#### SOURCE RECORDS:
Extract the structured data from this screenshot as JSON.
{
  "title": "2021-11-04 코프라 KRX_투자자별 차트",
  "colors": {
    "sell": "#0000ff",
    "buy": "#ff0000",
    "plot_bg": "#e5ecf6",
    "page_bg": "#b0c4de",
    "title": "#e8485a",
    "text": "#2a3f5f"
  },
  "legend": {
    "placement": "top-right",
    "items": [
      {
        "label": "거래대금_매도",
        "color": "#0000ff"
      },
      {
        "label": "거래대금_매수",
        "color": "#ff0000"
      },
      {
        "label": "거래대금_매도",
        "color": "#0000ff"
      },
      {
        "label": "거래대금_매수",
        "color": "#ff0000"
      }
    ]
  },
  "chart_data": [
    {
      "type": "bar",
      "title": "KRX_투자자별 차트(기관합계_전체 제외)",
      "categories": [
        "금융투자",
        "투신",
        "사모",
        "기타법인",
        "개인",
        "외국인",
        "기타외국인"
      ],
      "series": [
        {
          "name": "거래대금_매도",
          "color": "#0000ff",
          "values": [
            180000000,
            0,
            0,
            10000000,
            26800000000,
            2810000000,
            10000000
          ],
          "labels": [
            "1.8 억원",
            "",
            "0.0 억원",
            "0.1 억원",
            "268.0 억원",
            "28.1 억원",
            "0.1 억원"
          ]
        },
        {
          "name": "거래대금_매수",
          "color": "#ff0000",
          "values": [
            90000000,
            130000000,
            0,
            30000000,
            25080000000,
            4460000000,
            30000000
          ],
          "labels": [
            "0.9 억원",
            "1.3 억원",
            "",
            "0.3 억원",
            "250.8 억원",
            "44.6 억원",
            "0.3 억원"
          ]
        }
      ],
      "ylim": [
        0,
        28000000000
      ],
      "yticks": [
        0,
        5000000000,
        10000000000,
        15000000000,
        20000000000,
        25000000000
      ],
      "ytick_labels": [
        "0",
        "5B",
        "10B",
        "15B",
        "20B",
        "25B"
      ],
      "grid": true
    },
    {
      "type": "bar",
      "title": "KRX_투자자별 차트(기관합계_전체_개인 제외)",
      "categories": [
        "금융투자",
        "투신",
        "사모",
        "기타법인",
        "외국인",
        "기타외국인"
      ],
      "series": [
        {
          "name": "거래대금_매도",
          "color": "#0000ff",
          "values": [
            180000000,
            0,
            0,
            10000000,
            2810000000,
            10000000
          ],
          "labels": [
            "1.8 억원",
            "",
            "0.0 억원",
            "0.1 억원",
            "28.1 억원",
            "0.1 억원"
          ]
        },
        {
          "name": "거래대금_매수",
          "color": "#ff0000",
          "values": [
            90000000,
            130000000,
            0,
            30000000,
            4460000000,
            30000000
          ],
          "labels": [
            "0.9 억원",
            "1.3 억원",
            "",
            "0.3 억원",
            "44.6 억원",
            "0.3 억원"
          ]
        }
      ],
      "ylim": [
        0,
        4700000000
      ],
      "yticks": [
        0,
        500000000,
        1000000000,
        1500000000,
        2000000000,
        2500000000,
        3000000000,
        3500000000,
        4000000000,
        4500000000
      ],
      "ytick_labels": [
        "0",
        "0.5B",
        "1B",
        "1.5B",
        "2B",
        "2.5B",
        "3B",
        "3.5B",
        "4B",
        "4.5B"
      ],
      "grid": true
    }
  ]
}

#### GOAL OF THE EXERCISE:
Make an exact copy of the listing, including every line.

#### RESPONSE TO THE EXERCISE:
Extract the structured data from this screenshot as JSON.
{
  "title": "2021-11-04 코프라 KRX_투자자별 차트",
  "colors": {
    "sell": "#0000ff",
    "buy": "#ff0000",
    "plot_bg": "#e5ecf6",
    "page_bg": "#b0c4de",
    "title": "#e8485a",
    "text": "#2a3f5f"
  },
  "legend": {
    "placement": "top-right",
    "items": [
      {
        "label": "거래대금_매도",
        "color": "#0000ff"
      },
      {
        "label": "거래대금_매수",
        "color": "#ff0000"
      },
      {
        "label": "거래대금_매도",
        "color": "#0000ff"
      },
      {
        "label": "거래대금_매수",
        "color": "#ff0000"
      }
    ]
  },
  "chart_data": [
    {
      "type": "bar",
      "title": "KRX_투자자별 차트(기관합계_전체 제외)",
      "categories": [
        "금융투자",
        "투신",
        "사모",
        "기타법인",
        "개인",
        "외국인",
        "기타외국인"
      ],
      "series": [
        {
          "name": "거래대금_매도",
          "color": "#0000ff",
          "values": [
            180000000,
            0,
            0,
            10000000,
            26800000000,
            2810000000,
            10000000
          ],
          "labels": [
            "1.8 억원",
            "",
            "0.0 억원",
            "0.1 억원",
            "268.0 억원",
            "28.1 억원",
            "0.1 억원"
          ]
        },
        {
          "name": "거래대금_매수",
          "color": "#ff0000",
          "values": [
            90000000,
            130000000,
            0,
            30000000,
            25080000000,
            4460000000,
            30000000
          ],
          "labels": [
            "0.9 억원",
            "1.3 억원",
            "",
            "0.3 억원",
            "250.8 억원",
            "44.6 억원",
            "0.3 억원"
          ]
        }
      ],
      "ylim": [
        0,
        28000000000
      ],
      "yticks": [
        0,
        5000000000,
        10000000000,
        15000000000,
        20000000000,
        25000000000
      ],
      "ytick_labels": [
        "0",
        "5B",
        "10B",
        "15B",
        "20B",
        "25B"
      ],
      "grid": true
    },
    {
      "type": "bar",
      "title": "KRX_투자자별 차트(기관합계_전체_개인 제외)",
      "categories": [
        "금융투자",
        "투신",
        "사모",
        "기타법인",
        "외국인",
        "기타외국인"
      ],
      "series": [
        {
          "name": "거래대금_매도",
          "color": "#0000ff",
          "values": [
            180000000,
            0,
            0,
            10000000,
            2810000000,
            10000000
          ],
          "labels": [
            "1.8 억원",
            "",
            "0.0 억원",
            "0.1 억원",
            "28.1 억원",
            "0.1 억원"
          ]
        },
        {
          "name": "거래대금_매수",
          "color": "#ff0000",
          "values": [
            90000000,
            130000000,
            0,
            30000000,
            4460000000,
            30000000
          ],
          "labels": [
            "0.9 억원",
            "1.3 억원",
            "",
            "0.3 억원",
            "44.6 억원",
            "0.3 억원"
          ]
        }
      ],
      "ylim": [
        0,
        4700000000
      ],
      "yticks": [
        0,
        500000000,
        1000000000,
        1500000000,
        2000000000,
        2500000000,
        3000000000,
        3500000000,
        4000000000,
        4500000000
      ],
      "ytick_labels": [
        "0",
        "0.5B",
        "1B",
        "1.5B",
        "2B",
        "2.5B",
        "3B",
        "3.5B",
        "4B",
        "4.5B"
      ],
      "grid": true
    }
  ]
}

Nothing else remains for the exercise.